- Page extract:

***

NBC: Obama elected 44th president Illinois senator to become first African-American executive in U.S. history BREAKING NEWS By Alex Johnson Reporter msnbc.com updated 11:25 p.m. ET, Tues., Nov. 4, 2008
Barack Obama, a 47-year-old first-term senator from Illinois, shattered more than 200 years of history Tuesday night by winning election as the first African-American president of the United States, according to projections by NBC News.
Obama reached the 270 electoral votes he needed for election at 11 p.m. ET, when NBC News projected that he would win California, Washington and Oregon.
Obama’s opponent, Republican Sen. John McCain of Arizona, said he had called Obama to offer his congratulations. Addressing supporters in Phoenix, he said, “The American people have spoken, and they have spoken clearly.”
McCain said he “recognized the special significance” Obama’s victory had for African-Americans.
“We both recognize that though we have come a long way from the old injustices that once stained our nation’s reputation and denied some Americans the full blessings of American citizenship, the memory of them still have the power to wound,” McCain said.
“Let there be no reason for any American to fail to cherish their citizenship in this, the greatest nation on Earth,” said McCain, who pledged his support and help for the new president.
Tens of thousands await Obama A crowd nearing 100,000 people gathered in Grant Park in Chicago, awaiting an address by Obama. Hundreds of thousands more — Mayor Richard Daley said he would not be surprised if a million Chicagoans jammed the streets — were watching on a large television screen outside the park.
Campaigning as a technocratic agent of change in Washington pathbreaking civil rights figure, Obama swept to victory over McCain , whose running mate, Alaska Gov. Sarah Palin, was seeking to become the nation’s first female vice president.
Obama’s election was a broad one. He won Florida, the scene of so much electoral chaos in recent elections. He won Ohio, a key to President Bush’s two election wins. He won Colorado, home of the religious right. And he won Virginia, reversing 40 years of Republican victories there.
Surveys of voters as they left polling places nationwide encapsulated the historic nature of the victory by Obama, the son of a Kenyan father and a white American mother. As expected, he won overwhelmingly among African-American voters, but he also won a slim majority of white voters. He won among women and Latino voters, reversing a longstanding Republican trend. And he won by more than 2-to-1 among voters of all races 30 years old and younger.
That dynamic was telling in Ohio and in Pennsylvania, where McCain poured in millions of dollars of scarce resources. Obama won both, along with Massachusetts, Michigan, New Jersey and New York, all states with hefty electoral vote hauls, NBC News projected.
McCain countered with Texas and numerous smaller states, primarily in the South and the Great Plains.
In interviews with NBC News, aides to McCain said they were proud that they had put up a good fight in “historically difficult times.”
A senior adviser said McCain himself was “fine” but that he felt “he let his staff and supporters down.”

***

- Task instructions:
Please continue the news report on Obama's 2008 election win, picking up right after its final sentence about McCain feeling he let his staff and supporters down.

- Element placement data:
***

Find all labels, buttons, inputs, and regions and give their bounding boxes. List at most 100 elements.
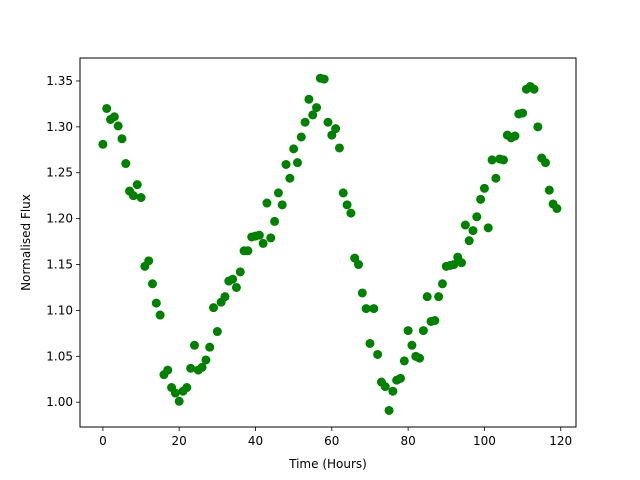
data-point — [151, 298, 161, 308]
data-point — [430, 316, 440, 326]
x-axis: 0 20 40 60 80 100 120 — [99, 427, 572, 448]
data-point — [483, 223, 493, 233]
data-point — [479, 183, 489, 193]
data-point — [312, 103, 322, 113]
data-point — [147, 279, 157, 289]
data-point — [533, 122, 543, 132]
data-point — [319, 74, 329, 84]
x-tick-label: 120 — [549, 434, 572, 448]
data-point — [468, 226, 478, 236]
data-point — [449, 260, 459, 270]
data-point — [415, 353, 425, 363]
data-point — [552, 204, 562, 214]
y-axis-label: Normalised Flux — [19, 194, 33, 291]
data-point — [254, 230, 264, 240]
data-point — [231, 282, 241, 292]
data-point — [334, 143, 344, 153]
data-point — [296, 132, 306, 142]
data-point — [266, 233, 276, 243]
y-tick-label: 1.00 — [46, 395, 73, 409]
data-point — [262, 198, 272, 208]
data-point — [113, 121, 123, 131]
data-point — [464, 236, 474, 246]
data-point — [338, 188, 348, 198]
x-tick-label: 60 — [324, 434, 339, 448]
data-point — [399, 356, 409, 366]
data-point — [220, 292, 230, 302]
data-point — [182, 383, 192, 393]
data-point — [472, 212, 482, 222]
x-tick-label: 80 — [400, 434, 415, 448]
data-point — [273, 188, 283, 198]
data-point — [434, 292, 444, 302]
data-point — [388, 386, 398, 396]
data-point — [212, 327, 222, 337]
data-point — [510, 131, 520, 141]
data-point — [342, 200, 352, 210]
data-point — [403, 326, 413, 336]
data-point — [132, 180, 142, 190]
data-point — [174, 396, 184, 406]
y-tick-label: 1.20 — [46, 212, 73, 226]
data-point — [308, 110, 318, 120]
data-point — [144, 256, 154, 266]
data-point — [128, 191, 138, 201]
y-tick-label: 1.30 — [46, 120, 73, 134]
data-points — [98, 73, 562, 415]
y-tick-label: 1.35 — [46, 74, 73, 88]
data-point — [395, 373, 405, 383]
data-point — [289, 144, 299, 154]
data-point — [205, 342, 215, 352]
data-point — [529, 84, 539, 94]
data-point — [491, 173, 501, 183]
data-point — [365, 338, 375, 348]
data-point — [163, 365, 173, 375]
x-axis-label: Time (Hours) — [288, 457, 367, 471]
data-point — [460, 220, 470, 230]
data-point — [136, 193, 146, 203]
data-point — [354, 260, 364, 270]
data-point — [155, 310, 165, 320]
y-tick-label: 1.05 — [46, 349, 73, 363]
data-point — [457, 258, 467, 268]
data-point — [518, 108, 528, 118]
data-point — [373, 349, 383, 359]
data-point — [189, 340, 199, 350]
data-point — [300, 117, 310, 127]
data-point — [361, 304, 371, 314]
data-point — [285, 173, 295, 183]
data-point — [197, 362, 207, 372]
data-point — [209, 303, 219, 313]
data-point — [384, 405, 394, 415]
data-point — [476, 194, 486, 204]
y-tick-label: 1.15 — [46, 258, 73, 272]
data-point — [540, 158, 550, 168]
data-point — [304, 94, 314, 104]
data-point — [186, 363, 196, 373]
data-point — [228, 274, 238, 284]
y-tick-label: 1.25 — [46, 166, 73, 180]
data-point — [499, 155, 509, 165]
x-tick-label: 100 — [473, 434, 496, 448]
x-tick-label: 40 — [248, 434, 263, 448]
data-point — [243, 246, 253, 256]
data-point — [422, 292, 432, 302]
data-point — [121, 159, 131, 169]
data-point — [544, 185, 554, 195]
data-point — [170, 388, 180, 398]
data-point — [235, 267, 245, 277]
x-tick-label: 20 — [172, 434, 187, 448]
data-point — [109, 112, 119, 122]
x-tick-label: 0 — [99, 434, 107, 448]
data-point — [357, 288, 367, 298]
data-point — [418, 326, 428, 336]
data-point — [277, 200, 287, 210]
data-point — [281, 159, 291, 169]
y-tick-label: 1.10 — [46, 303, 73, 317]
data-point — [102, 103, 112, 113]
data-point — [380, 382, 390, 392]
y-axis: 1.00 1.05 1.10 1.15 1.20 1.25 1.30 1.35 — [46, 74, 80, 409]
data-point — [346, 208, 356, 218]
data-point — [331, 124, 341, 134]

***

- Task response:
Obama will have a strongly Democratic Congress on the other end of Capitol Hill. The Democrats won strong majorities in both the House and the Senate. NBC News projected that the party would fall just short of a procedurally important 60 percent “supermajority” in the Senate, however.
Record turnout delays key results In the end, Florida, the scene of electoral chaos in recent elections, had little impact. Florida had been closely watched, but results there and in other closely contested states were delayed until after Obama clinched his victory as record numbers of voters flocked to polling stations, energized by an election in which they would select either the nation’s first black president or its first female vice president.
Obama, who led in nearly all public opinion polls, and McCain both launched get-out-the-vote efforts that led to long lines at polling stations in a contest that Democrats were also hoping would help them expand their majorities in both houses of Congress.
Americans voted in numbers unprecedented since women were given the franchise in 1920. Secretaries of state predicted turnouts approaching 90 percent in Virginia and Colorado and 80 percent or more in big states like Ohio, California, Texas, Virginia, Missouri and Maryland.
At New Shiloh Church Ministries on Mastin Lake in Huntsville, Ala., Stephanie Lacy-Conerly brought along a chair, expecting to stay for hours.
“It’s exciting,” she said. “It’s an historical moment.”
Election officials around the country braced for problems, but only minor issues were reported. However, the McCain campaign filed suit in Virginia, home to several major military bases, complaining that absentee ballots were not mailed on time to many members of the military serving overseas.
History played down in favor of issues Voters were lured to the polls by an election with the potential to make history. Both campaigns played down the historic nature of their tickets, however, preferring to emphasize what they offered as plans to bring sweeping change to Washington and close the door on the two-term presidency of George W. Bush, whose approval ratings are near historic lows.
Election experts predicted that as many as 140 million Americans would vote, many of them minority, immigrant and young Americans who were casting ballots for the first time.
Maria Reyes, who immigrated from El Salvador and was sworn in as a citizen in August, was one of them. She cast her ballot with help from her daughter, Elvia.
“It’s wonderful time for our country right now — Obama!” Reyes said as she waved a small American flag.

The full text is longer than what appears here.